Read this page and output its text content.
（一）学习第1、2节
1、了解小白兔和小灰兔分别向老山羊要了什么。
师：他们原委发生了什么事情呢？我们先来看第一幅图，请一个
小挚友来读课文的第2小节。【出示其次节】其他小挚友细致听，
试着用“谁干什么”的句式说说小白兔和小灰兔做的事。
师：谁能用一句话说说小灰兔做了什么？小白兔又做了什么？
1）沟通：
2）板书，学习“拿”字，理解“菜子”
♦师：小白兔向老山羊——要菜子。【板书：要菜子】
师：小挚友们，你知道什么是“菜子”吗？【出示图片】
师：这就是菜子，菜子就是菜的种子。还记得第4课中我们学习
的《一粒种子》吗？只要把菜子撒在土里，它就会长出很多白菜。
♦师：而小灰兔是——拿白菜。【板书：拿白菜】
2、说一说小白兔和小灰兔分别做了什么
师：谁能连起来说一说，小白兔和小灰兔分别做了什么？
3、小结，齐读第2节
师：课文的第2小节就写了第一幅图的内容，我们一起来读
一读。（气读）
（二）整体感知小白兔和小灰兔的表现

**REQUIREMENTS:** Retype the whole listing, matching it exactly.

**SOLUTION TO THIS TASK:**
Read this page and output its text content.
（一）学习第1、2节
1、了解小白兔和小灰兔分别向老山羊要了什么。
师：他们原委发生了什么事情呢？我们先来看第一幅图，请一个
小挚友来读课文的第2小节。【出示其次节】其他小挚友细致听，
试着用“谁干什么”的句式说说小白兔和小灰兔做的事。
师：谁能用一句话说说小灰兔做了什么？小白兔又做了什么？
1）沟通：
2）板书，学习“拿”字，理解“菜子”
♦师：小白兔向老山羊——要菜子。【板书：要菜子】
师：小挚友们，你知道什么是“菜子”吗？【出示图片】
师：这就是菜子，菜子就是菜的种子。还记得第4课中我们学习
的《一粒种子》吗？只要把菜子撒在土里，它就会长出很多白菜。
♦师：而小灰兔是——拿白菜。【板书：拿白菜】
2、说一说小白兔和小灰兔分别做了什么
师：谁能连起来说一说，小白兔和小灰兔分别做了什么？
3、小结，齐读第2节
师：课文的第2小节就写了第一幅图的内容，我们一起来读
一读。（气读）
（二）整体感知小白兔和小灰兔的表现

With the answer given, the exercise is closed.